### Task directions
Say how many lines of the listing below contain "Indicates", giving the number and nothing else.
════════════════════
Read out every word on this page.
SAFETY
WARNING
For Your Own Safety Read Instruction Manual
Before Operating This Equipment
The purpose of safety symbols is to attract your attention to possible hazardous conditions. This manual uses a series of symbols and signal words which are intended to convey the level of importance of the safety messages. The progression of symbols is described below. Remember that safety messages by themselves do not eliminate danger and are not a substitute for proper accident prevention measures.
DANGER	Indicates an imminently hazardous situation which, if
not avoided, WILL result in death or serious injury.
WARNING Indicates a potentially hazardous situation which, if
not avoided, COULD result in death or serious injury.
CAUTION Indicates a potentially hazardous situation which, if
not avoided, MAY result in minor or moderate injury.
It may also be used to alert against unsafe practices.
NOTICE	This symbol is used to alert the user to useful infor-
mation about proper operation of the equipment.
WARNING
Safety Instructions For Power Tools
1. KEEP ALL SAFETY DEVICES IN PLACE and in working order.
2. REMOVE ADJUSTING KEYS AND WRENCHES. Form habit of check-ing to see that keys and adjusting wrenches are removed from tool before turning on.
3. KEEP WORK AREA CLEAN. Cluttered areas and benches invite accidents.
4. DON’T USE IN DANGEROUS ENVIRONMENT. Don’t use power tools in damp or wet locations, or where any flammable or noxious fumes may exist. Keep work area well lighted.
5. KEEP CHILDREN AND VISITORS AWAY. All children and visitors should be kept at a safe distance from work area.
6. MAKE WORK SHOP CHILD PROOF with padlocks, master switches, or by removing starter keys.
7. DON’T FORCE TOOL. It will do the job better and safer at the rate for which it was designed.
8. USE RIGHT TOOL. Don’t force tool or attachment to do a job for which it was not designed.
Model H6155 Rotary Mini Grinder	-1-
════════════════════
### Final answer
3